(Dataset records)
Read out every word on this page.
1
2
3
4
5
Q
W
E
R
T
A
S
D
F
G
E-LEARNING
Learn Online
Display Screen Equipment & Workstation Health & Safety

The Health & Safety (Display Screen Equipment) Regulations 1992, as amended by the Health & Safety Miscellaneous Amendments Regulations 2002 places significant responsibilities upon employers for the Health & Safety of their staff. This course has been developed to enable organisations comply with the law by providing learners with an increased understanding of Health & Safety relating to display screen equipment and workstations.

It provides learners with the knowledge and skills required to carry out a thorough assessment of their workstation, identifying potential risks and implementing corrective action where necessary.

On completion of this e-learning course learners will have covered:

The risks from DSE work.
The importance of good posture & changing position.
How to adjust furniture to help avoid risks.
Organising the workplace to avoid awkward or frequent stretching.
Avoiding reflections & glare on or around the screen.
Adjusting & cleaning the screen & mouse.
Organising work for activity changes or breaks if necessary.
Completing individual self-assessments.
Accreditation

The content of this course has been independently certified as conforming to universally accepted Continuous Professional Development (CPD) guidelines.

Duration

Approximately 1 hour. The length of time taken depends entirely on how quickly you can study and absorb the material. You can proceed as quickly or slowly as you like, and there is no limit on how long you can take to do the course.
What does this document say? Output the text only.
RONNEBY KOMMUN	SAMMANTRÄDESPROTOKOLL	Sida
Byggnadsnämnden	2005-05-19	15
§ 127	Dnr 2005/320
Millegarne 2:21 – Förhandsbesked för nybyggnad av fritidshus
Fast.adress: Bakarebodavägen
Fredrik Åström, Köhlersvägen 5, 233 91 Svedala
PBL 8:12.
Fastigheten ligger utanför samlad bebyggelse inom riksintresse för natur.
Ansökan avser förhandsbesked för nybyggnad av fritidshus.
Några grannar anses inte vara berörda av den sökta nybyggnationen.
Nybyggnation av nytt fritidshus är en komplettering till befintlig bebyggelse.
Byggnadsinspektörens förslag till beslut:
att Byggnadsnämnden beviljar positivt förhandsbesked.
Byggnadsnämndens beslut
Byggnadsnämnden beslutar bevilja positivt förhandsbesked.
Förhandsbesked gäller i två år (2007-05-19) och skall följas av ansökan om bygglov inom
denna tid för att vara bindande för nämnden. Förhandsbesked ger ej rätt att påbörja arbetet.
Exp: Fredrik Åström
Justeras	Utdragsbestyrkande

[STATED PROBLEM]
Find the lines above holding the word "Equipment" and show them.

[TASK RESULT]
Display Screen Equipment & Workstation Health & Safety
The Health & Safety (Display Screen Equipment) Regulations 1992, as amended by the Health & Safety Miscellaneous Amendments Regulations 2002 places significant responsibilities upon employers for the Health & Safety of their staff. This course has been developed to enable organisations comply with the law by providing learners with an increased understanding of Health & Safety relating to display screen equipment and workstations.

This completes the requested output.